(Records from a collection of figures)

----

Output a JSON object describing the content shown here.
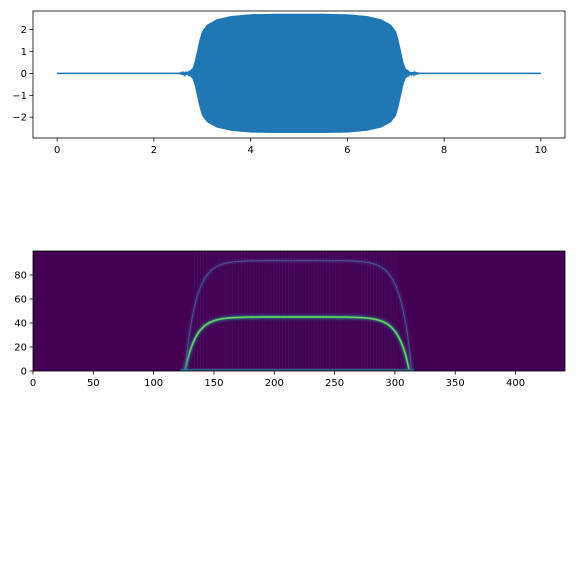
{
  "chart_data": [
    {
      "type": "line",
      "title": "",
      "xlabel": "",
      "ylabel": "",
      "xlim": [
        -0.5,
        10.5
      ],
      "ylim": [
        -2.95,
        2.85
      ],
      "xticks": [
        0,
        2,
        4,
        6,
        8,
        10
      ],
      "xtick_labels": [
        "0",
        "2",
        "4",
        "6",
        "8",
        "10"
      ],
      "yticks": [
        2,
        1,
        0,
        -1,
        -2
      ],
      "ytick_labels": [
        "2",
        "1",
        "0",
        "−1",
        "−2"
      ],
      "grid": false,
      "series": [
        {
          "color": "#1f77b4",
          "description_values": {
            "baseline_value": 0,
            "envelope": [
              [
                0,
                0
              ],
              [
                2.5,
                0.0
              ],
              [
                2.7,
                0.05
              ],
              [
                2.8,
                0.2
              ],
              [
                2.85,
                0.5
              ],
              [
                2.88,
                0.8
              ],
              [
                2.9,
                1.0
              ],
              [
                2.95,
                1.5
              ],
              [
                3.0,
                1.9
              ],
              [
                3.1,
                2.2
              ],
              [
                3.3,
                2.45
              ],
              [
                3.6,
                2.6
              ],
              [
                4.0,
                2.68
              ],
              [
                4.5,
                2.7
              ],
              [
                5.5,
                2.7
              ],
              [
                6.0,
                2.68
              ],
              [
                6.4,
                2.6
              ],
              [
                6.7,
                2.45
              ],
              [
                6.9,
                2.2
              ],
              [
                7.0,
                1.9
              ],
              [
                7.05,
                1.5
              ],
              [
                7.1,
                1.0
              ],
              [
                7.12,
                0.8
              ],
              [
                7.15,
                0.5
              ],
              [
                7.2,
                0.2
              ],
              [
                7.3,
                0.05
              ],
              [
                7.5,
                0.0
              ],
              [
                10,
                0
              ]
            ],
            "min_value": -2.7,
            "max_value": 2.7
          }
        }
      ]
    },
    {
      "type": "heatmap",
      "title": "",
      "xlabel": "",
      "ylabel": "",
      "xlim": [
        0,
        441
      ],
      "ylim": [
        0,
        100
      ],
      "xticks": [
        0,
        50,
        100,
        150,
        200,
        250,
        300,
        350,
        400
      ],
      "xtick_labels": [
        "0",
        "50",
        "100",
        "150",
        "200",
        "250",
        "300",
        "350",
        "400"
      ],
      "yticks": [
        80,
        60,
        40,
        20,
        0
      ],
      "ytick_labels": [
        "80",
        "60",
        "40",
        "20",
        "0"
      ],
      "colormap": "viridis",
      "background_color": "#440154",
      "features": [
        {
          "name": "fundamental",
          "x_start": 126,
          "x_end": 312,
          "y_peak": 45,
          "color": "#35b779"
        },
        {
          "name": "harmonic",
          "x_start": 126,
          "x_end": 314,
          "y_peak": 92,
          "color": "#3e4a89"
        },
        {
          "name": "baseline-band",
          "x_start": 126,
          "x_end": 312,
          "y_peak": 1,
          "color": "#2a788e"
        }
      ]
    }
  ]
}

----

## THE REQUEST
Pictures stay out; reproduce every line of the records exactly.

## FULL ANSWER
Output a JSON object describing the content shown here.
{
  "chart_data": [
    {
      "type": "line",
      "title": "",
      "xlabel": "",
      "ylabel": "",
      "xlim": [
        -0.5,
        10.5
      ],
      "ylim": [
        -2.95,
        2.85
      ],
      "xticks": [
        0,
        2,
        4,
        6,
        8,
        10
      ],
      "xtick_labels": [
        "0",
        "2",
        "4",
        "6",
        "8",
        "10"
      ],
      "yticks": [
        2,
        1,
        0,
        -1,
        -2
      ],
      "ytick_labels": [
        "2",
        "1",
        "0",
        "−1",
        "−2"
      ],
      "grid": false,
      "series": [
        {
          "color": "#1f77b4",
          "description_values": {
            "baseline_value": 0,
            "envelope": [
              [
                0,
                0
              ],
              [
                2.5,
                0.0
              ],
              [
                2.7,
                0.05
              ],
              [
                2.8,
                0.2
              ],
              [
                2.85,
                0.5
              ],
              [
                2.88,
                0.8
              ],
              [
                2.9,
                1.0
              ],
              [
                2.95,
                1.5
              ],
              [
                3.0,
                1.9
              ],
              [
                3.1,
                2.2
              ],
              [
                3.3,
                2.45
              ],
              [
                3.6,
                2.6
              ],
              [
                4.0,
                2.68
              ],
              [
                4.5,
                2.7
              ],
              [
                5.5,
                2.7
              ],
              [
                6.0,
                2.68
              ],
              [
                6.4,
                2.6
              ],
              [
                6.7,
                2.45
              ],
              [
                6.9,
                2.2
              ],
              [
                7.0,
                1.9
              ],
              [
                7.05,
                1.5
              ],
              [
                7.1,
                1.0
              ],
              [
                7.12,
                0.8
              ],
              [
                7.15,
                0.5
              ],
              [
                7.2,
                0.2
              ],
              [
                7.3,
                0.05
              ],
              [
                7.5,
                0.0
              ],
              [
                10,
                0
              ]
            ],
            "min_value": -2.7,
            "max_value": 2.7
          }
        }
      ]
    },
    {
      "type": "heatmap",
      "title": "",
      "xlabel": "",
      "ylabel": "",
      "xlim": [
        0,
        441
      ],
      "ylim": [
        0,
        100
      ],
      "xticks": [
        0,
        50,
        100,
        150,
        200,
        250,
        300,
        350,
        400
      ],
      "xtick_labels": [
        "0",
        "50",
        "100",
        "150",
        "200",
        "250",
        "300",
        "350",
        "400"
      ],
      "yticks": [
        80,
        60,
        40,
        20,
        0
      ],
      "ytick_labels": [
        "80",
        "60",
        "40",
        "20",
        "0"
      ],
      "colormap": "viridis",
      "background_color": "#440154",
      "features": [
        {
          "name": "fundamental",
          "x_start": 126,
          "x_end": 312,
          "y_peak": 45,
          "color": "#35b779"
        },
        {
          "name": "harmonic",
          "x_start": 126,
          "x_end": 314,
          "y_peak": 92,
          "color": "#3e4a89"
        },
        {
          "name": "baseline-band",
          "x_start": 126,
          "x_end": 312,
          "y_peak": 1,
          "color": "#2a788e"
        }
      ]
    }
  ]
}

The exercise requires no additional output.